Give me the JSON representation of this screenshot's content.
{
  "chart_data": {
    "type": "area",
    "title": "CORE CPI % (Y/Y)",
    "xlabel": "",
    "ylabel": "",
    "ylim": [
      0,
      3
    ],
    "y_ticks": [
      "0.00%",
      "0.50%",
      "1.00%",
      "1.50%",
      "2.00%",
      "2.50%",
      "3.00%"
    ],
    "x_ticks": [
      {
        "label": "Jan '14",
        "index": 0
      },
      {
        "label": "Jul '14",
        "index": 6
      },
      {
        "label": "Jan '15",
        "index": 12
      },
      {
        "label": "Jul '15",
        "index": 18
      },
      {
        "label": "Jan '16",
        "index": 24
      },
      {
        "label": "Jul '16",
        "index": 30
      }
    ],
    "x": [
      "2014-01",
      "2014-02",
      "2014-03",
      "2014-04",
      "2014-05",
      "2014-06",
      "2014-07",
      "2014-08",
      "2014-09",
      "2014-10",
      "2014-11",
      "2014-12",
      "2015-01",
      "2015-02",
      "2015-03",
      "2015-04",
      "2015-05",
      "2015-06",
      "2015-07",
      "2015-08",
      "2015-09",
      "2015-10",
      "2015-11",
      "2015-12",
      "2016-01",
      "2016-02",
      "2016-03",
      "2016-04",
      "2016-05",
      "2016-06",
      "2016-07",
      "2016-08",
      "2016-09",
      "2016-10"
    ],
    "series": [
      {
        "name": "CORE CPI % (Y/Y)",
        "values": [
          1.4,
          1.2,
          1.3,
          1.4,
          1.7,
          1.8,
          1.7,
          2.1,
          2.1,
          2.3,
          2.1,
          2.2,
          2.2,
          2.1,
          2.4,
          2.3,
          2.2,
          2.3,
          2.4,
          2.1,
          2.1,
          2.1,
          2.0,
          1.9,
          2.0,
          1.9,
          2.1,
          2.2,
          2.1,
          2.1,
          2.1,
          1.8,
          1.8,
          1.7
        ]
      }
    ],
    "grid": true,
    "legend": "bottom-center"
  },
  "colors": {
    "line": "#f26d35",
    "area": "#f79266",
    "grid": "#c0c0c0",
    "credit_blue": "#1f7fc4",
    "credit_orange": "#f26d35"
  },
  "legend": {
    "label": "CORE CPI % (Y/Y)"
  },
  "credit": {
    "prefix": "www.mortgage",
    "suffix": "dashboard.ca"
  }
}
◆ ◆ ◆ ◆ ◆
:: Work required ::
Read the lines above. Gather those in which the string "CORE" is found.

:: Output for this exercise ::
    "title": "CORE CPI % (Y/Y)",
        "name": "CORE CPI % (Y/Y)",
    "label": "CORE CPI % (Y/Y)"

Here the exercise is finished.